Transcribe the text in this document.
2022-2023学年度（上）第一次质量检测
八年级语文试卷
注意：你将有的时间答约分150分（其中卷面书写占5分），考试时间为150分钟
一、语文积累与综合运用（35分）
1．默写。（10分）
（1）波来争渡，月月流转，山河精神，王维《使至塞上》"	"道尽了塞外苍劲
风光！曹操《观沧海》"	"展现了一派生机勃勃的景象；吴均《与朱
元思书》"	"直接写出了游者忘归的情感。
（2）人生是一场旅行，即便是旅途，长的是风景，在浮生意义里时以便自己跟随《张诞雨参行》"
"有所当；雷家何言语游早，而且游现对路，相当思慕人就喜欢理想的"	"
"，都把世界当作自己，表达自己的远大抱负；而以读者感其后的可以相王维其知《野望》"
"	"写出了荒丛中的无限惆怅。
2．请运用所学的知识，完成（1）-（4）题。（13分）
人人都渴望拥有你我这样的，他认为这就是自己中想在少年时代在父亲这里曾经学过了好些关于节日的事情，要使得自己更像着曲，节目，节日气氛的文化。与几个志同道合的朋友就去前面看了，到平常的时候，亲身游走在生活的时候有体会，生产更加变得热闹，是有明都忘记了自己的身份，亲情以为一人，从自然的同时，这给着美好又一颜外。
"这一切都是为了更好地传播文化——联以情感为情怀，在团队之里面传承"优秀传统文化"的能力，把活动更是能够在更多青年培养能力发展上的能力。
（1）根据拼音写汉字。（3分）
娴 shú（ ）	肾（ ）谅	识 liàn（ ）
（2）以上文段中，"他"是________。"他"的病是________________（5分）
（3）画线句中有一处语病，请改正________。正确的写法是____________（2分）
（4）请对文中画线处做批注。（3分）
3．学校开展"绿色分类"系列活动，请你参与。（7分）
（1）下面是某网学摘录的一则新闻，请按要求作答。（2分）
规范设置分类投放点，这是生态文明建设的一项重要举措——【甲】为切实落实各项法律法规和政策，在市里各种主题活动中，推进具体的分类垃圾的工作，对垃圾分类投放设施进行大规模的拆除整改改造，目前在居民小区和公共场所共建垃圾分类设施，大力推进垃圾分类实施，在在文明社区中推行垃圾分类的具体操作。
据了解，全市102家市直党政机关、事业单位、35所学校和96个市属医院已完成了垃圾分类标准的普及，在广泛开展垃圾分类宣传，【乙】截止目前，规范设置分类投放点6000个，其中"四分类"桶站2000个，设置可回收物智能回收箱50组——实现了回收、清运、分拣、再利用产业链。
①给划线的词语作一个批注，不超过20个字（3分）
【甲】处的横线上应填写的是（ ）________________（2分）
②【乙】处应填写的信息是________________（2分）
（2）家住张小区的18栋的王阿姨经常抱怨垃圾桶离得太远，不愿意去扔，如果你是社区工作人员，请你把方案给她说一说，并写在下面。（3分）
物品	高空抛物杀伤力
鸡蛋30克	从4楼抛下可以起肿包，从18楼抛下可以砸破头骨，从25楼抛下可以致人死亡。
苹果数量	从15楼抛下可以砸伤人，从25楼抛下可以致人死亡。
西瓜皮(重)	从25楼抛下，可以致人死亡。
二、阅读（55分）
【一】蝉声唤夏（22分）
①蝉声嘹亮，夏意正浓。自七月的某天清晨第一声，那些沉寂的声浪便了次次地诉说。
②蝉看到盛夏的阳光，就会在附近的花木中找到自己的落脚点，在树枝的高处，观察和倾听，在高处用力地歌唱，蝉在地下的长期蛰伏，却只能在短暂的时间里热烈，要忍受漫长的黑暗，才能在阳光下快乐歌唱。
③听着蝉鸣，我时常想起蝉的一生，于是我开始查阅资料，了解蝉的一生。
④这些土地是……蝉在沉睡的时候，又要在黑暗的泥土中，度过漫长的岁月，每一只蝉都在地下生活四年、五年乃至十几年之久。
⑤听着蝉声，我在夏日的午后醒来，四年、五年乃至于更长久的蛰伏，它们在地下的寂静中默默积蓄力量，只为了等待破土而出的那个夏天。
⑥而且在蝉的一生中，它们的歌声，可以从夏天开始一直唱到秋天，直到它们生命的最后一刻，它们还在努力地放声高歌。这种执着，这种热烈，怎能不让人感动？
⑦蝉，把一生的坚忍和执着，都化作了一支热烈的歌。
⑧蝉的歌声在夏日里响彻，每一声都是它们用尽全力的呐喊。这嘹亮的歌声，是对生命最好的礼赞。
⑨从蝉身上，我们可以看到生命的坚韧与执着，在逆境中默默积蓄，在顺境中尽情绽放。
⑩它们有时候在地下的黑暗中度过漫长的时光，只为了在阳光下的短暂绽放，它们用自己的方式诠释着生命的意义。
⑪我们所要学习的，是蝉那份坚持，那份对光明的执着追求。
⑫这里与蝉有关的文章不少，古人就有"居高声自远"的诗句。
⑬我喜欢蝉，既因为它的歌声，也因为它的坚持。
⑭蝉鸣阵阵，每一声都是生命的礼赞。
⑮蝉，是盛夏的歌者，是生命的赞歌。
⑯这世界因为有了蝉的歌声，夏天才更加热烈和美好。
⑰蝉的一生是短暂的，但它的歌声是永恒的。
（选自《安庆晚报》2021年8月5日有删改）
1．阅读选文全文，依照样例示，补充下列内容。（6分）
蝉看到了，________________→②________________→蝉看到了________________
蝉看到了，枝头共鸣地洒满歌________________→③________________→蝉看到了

:::::

*DIRECTIVE*. Restate all of the entries exactly, please.

*RESPONSE TO THIS EXERCISE*.
Transcribe the text in this document.
2022-2023学年度（上）第一次质量检测
八年级语文试卷
注意：你将有的时间答约分150分（其中卷面书写占5分），考试时间为150分钟
一、语文积累与综合运用（35分）
1．默写。（10分）
（1）波来争渡，月月流转，山河精神，王维《使至塞上》"	"道尽了塞外苍劲
风光！曹操《观沧海》"	"展现了一派生机勃勃的景象；吴均《与朱
元思书》"	"直接写出了游者忘归的情感。
（2）人生是一场旅行，即便是旅途，长的是风景，在浮生意义里时以便自己跟随《张诞雨参行》"
"有所当；雷家何言语游早，而且游现对路，相当思慕人就喜欢理想的"	"
"，都把世界当作自己，表达自己的远大抱负；而以读者感其后的可以相王维其知《野望》"
"	"写出了荒丛中的无限惆怅。
2．请运用所学的知识，完成（1）-（4）题。（13分）
人人都渴望拥有你我这样的，他认为这就是自己中想在少年时代在父亲这里曾经学过了好些关于节日的事情，要使得自己更像着曲，节目，节日气氛的文化。与几个志同道合的朋友就去前面看了，到平常的时候，亲身游走在生活的时候有体会，生产更加变得热闹，是有明都忘记了自己的身份，亲情以为一人，从自然的同时，这给着美好又一颜外。
"这一切都是为了更好地传播文化——联以情感为情怀，在团队之里面传承"优秀传统文化"的能力，把活动更是能够在更多青年培养能力发展上的能力。
（1）根据拼音写汉字。（3分）
娴 shú（ ）	肾（ ）谅	识 liàn（ ）
（2）以上文段中，"他"是________。"他"的病是________________（5分）
（3）画线句中有一处语病，请改正________。正确的写法是____________（2分）
（4）请对文中画线处做批注。（3分）
3．学校开展"绿色分类"系列活动，请你参与。（7分）
（1）下面是某网学摘录的一则新闻，请按要求作答。（2分）
规范设置分类投放点，这是生态文明建设的一项重要举措——【甲】为切实落实各项法律法规和政策，在市里各种主题活动中，推进具体的分类垃圾的工作，对垃圾分类投放设施进行大规模的拆除整改改造，目前在居民小区和公共场所共建垃圾分类设施，大力推进垃圾分类实施，在在文明社区中推行垃圾分类的具体操作。
据了解，全市102家市直党政机关、事业单位、35所学校和96个市属医院已完成了垃圾分类标准的普及，在广泛开展垃圾分类宣传，【乙】截止目前，规范设置分类投放点6000个，其中"四分类"桶站2000个，设置可回收物智能回收箱50组——实现了回收、清运、分拣、再利用产业链。
①给划线的词语作一个批注，不超过20个字（3分）
【甲】处的横线上应填写的是（ ）________________（2分）
②【乙】处应填写的信息是________________（2分）
（2）家住张小区的18栋的王阿姨经常抱怨垃圾桶离得太远，不愿意去扔，如果你是社区工作人员，请你把方案给她说一说，并写在下面。（3分）
物品	高空抛物杀伤力
鸡蛋30克	从4楼抛下可以起肿包，从18楼抛下可以砸破头骨，从25楼抛下可以致人死亡。
苹果数量	从15楼抛下可以砸伤人，从25楼抛下可以致人死亡。
西瓜皮(重)	从25楼抛下，可以致人死亡。
二、阅读（55分）
【一】蝉声唤夏（22分）
①蝉声嘹亮，夏意正浓。自七月的某天清晨第一声，那些沉寂的声浪便了次次地诉说。
②蝉看到盛夏的阳光，就会在附近的花木中找到自己的落脚点，在树枝的高处，观察和倾听，在高处用力地歌唱，蝉在地下的长期蛰伏，却只能在短暂的时间里热烈，要忍受漫长的黑暗，才能在阳光下快乐歌唱。
③听着蝉鸣，我时常想起蝉的一生，于是我开始查阅资料，了解蝉的一生。
④这些土地是……蝉在沉睡的时候，又要在黑暗的泥土中，度过漫长的岁月，每一只蝉都在地下生活四年、五年乃至十几年之久。
⑤听着蝉声，我在夏日的午后醒来，四年、五年乃至于更长久的蛰伏，它们在地下的寂静中默默积蓄力量，只为了等待破土而出的那个夏天。
⑥而且在蝉的一生中，它们的歌声，可以从夏天开始一直唱到秋天，直到它们生命的最后一刻，它们还在努力地放声高歌。这种执着，这种热烈，怎能不让人感动？
⑦蝉，把一生的坚忍和执着，都化作了一支热烈的歌。
⑧蝉的歌声在夏日里响彻，每一声都是它们用尽全力的呐喊。这嘹亮的歌声，是对生命最好的礼赞。
⑨从蝉身上，我们可以看到生命的坚韧与执着，在逆境中默默积蓄，在顺境中尽情绽放。
⑩它们有时候在地下的黑暗中度过漫长的时光，只为了在阳光下的短暂绽放，它们用自己的方式诠释着生命的意义。
⑪我们所要学习的，是蝉那份坚持，那份对光明的执着追求。
⑫这里与蝉有关的文章不少，古人就有"居高声自远"的诗句。
⑬我喜欢蝉，既因为它的歌声，也因为它的坚持。
⑭蝉鸣阵阵，每一声都是生命的礼赞。
⑮蝉，是盛夏的歌者，是生命的赞歌。
⑯这世界因为有了蝉的歌声，夏天才更加热烈和美好。
⑰蝉的一生是短暂的，但它的歌声是永恒的。
（选自《安庆晚报》2021年8月5日有删改）
1．阅读选文全文，依照样例示，补充下列内容。（6分）
蝉看到了，________________→②________________→蝉看到了________________
蝉看到了，枝头共鸣地洒满歌________________→③________________→蝉看到了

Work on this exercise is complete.